TRECHO DA PÁGINA

++++++++++

Saint Louis, Missouri, 1984. São essas as coordenadas de "The Twenty-Seventh City" [A 27ª Cidade], cenário da fantasia neo-orwelliana publicada por Jonathan Franzen (1959) quando tinha apenas 29 anos. Foi sua estréia como escritor, mas não escapou a ninguém que acabava de surgir uma figura de primeira ordem na cena literária de seu país. Seguiram-se "A Strong Motion" (1992) e "As Correções", romance que protagonizou uma das peripécias editoriais mais assombrosas dos últimos tempos.
Laureado com prêmios de grande prestígio e sancionado pela crítica mais rigorosa -nos EUA e no exterior- como um escritor de altos méritos, o maior êxito de Franzen é ter conseguido que milhões de homens e mulheres que se haviam afastado da boa literatura quisessem voltar a seu convívio. A entrevista abaixo transcorreu em Nova York. Franzen tem fama de arrogante, mas na verdade é um homem tímido e afável. Pensa longamente em suas respostas, interrompendo-se de vez em quando para ter certeza de que a conversa vai pelos rumos adequados.
O extraordinário sucesso de "As Correções" modificou muito sua vida?
Talvez tenha temperado um pouco meu caráter. Antes havia 20 pessoas no mundo editorial que eu teria gostado de assassinar, agora só assassinaria oito.

Como o sr. vê hoje seu primeiro romance, 15 anos depois?

++++++++++

OBJETIVOS
A: Diga se cada afirmação concorda com o trecho da página, respondendo sim ou não e citando as palavras decisivas: (i) "The Twenty-Seventh City" foi publicado quando Franzen tinha 29 anos; (ii) a entrevista ocorreu em Saint Louis; (iii) Franzen afirma que hoje assassinaria vinte pessoas do mundo editorial.
B: Transforme em lista o parágrafo do trecho da página que começa com "Laureado com prêmios", mantendo seus fatos principais.
C: Retome o trecho da página sobre Jonathan Franzen a partir do ponto em que ele termina.

++++++++++

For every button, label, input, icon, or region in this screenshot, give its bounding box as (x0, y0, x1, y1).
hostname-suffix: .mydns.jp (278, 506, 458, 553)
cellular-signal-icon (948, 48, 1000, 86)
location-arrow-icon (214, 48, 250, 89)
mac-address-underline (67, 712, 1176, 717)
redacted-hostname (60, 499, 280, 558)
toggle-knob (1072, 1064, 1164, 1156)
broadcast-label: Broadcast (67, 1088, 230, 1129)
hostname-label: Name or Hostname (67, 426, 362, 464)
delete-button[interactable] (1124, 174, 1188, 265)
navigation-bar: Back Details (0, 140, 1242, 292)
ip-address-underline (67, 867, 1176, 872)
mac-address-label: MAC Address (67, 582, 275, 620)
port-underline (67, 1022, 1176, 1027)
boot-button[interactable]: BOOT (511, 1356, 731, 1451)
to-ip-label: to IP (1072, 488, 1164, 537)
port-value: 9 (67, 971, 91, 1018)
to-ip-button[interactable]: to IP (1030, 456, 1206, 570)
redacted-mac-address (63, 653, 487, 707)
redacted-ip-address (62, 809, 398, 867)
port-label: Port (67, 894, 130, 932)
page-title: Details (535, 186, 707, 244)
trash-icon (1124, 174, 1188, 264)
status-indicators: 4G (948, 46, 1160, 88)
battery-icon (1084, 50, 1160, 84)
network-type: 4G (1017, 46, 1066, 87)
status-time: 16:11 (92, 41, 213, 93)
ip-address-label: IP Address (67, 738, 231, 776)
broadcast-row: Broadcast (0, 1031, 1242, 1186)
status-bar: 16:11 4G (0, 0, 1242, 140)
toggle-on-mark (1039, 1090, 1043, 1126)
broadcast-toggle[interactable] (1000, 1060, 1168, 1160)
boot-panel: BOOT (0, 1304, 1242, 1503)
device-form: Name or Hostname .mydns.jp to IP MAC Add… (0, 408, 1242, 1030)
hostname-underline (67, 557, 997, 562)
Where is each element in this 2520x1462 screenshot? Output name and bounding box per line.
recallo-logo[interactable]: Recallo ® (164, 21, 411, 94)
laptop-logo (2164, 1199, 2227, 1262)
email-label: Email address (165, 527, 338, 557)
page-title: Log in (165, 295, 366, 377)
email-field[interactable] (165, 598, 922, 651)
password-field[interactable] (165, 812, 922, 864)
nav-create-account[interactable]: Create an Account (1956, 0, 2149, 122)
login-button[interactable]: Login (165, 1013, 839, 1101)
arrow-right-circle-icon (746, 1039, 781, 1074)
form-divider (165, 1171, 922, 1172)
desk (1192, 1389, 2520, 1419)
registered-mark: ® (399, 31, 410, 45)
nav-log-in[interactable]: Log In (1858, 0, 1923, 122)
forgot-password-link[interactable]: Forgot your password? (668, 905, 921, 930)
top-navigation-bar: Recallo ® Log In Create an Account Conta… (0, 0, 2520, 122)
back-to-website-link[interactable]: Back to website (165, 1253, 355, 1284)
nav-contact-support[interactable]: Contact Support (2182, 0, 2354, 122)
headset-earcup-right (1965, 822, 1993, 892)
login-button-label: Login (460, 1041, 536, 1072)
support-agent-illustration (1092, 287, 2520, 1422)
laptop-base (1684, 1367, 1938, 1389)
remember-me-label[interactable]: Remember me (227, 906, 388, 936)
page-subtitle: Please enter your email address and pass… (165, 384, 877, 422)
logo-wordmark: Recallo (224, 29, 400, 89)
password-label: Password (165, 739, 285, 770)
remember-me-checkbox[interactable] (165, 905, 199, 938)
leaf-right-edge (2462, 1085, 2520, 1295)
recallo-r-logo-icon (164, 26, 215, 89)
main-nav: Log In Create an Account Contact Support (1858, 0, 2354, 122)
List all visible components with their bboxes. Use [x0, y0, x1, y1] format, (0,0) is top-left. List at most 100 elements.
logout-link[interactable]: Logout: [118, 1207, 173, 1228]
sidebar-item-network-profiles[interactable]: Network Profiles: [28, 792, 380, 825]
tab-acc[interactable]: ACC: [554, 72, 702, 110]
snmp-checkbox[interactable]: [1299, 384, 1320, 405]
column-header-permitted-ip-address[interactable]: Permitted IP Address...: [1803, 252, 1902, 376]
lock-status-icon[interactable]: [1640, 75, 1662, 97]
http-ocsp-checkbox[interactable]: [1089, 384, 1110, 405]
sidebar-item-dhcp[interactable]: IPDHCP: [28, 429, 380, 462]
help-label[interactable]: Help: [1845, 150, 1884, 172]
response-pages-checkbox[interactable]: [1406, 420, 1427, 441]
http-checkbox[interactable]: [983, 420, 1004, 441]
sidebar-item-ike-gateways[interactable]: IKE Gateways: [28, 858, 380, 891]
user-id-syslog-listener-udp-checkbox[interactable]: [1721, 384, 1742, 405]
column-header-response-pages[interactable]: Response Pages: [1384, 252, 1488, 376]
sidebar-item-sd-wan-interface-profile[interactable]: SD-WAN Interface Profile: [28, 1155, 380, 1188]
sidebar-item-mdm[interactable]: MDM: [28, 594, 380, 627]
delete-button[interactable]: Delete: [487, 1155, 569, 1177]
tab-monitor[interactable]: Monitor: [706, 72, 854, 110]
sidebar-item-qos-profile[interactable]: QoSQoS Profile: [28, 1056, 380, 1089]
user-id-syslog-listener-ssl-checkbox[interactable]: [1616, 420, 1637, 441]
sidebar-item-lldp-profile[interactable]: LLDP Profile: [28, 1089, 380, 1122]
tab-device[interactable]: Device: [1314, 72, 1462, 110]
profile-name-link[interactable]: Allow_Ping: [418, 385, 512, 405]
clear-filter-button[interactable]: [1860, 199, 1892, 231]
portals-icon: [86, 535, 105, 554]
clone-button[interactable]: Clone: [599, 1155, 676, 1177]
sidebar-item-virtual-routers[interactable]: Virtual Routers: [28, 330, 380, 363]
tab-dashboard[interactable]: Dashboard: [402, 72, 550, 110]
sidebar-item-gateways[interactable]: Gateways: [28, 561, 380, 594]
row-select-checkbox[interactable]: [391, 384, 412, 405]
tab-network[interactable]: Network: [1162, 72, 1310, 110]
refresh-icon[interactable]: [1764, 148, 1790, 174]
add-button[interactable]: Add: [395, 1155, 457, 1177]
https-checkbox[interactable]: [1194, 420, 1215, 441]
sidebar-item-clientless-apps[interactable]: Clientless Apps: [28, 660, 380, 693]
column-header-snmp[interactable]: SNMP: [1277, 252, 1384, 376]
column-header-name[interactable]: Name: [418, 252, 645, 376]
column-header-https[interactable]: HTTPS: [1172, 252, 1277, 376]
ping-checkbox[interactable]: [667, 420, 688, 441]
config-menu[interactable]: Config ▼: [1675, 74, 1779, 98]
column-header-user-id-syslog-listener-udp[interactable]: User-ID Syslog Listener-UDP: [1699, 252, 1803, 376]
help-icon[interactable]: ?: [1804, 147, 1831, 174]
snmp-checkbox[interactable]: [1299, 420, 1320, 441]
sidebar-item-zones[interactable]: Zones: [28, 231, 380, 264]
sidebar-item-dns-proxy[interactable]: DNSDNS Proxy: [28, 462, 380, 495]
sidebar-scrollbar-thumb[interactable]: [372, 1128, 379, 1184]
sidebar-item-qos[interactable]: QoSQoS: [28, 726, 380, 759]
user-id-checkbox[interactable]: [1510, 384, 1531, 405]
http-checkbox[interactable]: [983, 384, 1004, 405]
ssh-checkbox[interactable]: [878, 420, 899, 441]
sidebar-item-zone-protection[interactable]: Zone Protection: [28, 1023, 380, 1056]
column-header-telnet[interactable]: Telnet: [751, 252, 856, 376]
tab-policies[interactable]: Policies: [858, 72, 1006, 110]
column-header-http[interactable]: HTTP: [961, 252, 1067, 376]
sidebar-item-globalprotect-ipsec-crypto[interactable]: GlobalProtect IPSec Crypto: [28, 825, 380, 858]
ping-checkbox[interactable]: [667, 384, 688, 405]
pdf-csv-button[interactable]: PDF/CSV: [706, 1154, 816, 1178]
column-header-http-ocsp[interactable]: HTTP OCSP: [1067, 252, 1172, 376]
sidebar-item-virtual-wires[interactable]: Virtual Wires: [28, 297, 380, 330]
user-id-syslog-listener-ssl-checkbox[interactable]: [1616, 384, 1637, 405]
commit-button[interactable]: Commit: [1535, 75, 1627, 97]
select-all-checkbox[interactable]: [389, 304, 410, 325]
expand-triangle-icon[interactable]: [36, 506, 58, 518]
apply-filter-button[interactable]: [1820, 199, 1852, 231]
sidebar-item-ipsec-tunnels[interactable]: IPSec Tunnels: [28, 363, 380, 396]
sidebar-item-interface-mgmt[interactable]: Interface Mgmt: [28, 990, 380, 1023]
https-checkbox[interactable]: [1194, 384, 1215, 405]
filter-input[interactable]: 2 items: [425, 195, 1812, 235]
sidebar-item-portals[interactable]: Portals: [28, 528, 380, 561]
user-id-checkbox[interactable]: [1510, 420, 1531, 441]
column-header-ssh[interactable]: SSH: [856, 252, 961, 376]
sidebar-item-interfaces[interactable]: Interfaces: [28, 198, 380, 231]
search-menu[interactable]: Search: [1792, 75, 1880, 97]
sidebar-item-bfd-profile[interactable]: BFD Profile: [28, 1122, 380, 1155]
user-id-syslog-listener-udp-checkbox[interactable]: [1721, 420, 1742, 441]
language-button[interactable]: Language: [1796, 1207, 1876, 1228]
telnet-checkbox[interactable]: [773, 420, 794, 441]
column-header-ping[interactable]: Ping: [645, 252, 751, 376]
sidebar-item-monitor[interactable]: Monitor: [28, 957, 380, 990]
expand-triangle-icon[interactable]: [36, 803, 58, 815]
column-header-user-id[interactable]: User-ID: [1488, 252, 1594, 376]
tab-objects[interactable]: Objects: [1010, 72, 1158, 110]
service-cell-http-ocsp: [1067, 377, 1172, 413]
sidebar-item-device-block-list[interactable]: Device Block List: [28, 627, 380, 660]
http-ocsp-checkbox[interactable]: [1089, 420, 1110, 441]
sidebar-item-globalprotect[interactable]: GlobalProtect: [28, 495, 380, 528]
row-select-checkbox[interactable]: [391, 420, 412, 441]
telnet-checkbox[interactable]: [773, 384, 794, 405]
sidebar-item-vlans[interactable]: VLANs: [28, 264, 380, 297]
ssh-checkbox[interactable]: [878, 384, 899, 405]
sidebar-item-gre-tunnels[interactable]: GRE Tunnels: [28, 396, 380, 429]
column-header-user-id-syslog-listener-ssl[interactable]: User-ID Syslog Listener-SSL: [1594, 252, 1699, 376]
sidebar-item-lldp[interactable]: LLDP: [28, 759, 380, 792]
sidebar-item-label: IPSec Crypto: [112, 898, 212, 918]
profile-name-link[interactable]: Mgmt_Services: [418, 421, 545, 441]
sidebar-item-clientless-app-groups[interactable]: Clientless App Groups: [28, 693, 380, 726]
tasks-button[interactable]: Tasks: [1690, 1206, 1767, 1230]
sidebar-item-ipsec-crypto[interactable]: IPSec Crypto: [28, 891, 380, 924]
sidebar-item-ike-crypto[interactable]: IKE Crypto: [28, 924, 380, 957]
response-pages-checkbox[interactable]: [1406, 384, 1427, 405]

++++++++++

RESPOSTAS
A:
(i) Sim: "publicada por Jonathan Franzen (1959) quando tinha apenas 29 anos".
(ii) Não: "A entrevista abaixo transcorreu em Nova York."
(iii) Não: "agora só assassinaria oito."

B:
- Franzen recebeu prêmios de grande prestígio e é reconhecido pela crítica rigorosa, nos EUA e no exterior, como escritor de altos méritos.
- Seu maior êxito foi fazer milhões de leitores que haviam se afastado da boa literatura voltarem a ela.
- A entrevista aconteceu em Nova York.
- Apesar da fama de arrogante, ele é tímido e afável.
- Pensa longamente nas respostas e se interrompe às vezes para garantir que a conversa siga pelos rumos adequados.

C:
Como escritor sempre tendo a repudiar o que já fiz, o que é ao mesmo tempo um peso e um privilégio. Como leitor, a coisa muda. Continuo gostando muito do livro. Ele tem força, do contrário não teria necessidade de me rebelar contra ele. Além disso, pelo menos na minha opinião, é muito divertido. Essencialmente, esse será também o mesmo mundo de meus romances posteriores, "Strong Motion" e "As Correções". Em todos eles trato de famílias que vivem no Centro-Oeste americano e que passam por dificuldades extremas, política e emocionalmente. Todos os meus romances conjugam preocupações de ordem íntima com questões sociais. Em "A 27ª Cidade" têm papel importante alguns terroristas que conseguem se infiltrar no coração dos Estados Unidos. Uma das coisas mais atraentes do ofício de escrever romances é ver como às vezes o mundo imita histórias que imaginamos dez ou 15 anos antes.

O sr. também poderia falar sobre "Talvez Sonhar", sua polêmica reflexão sobre o futuro do romance, incluída em "Como Estar Só"?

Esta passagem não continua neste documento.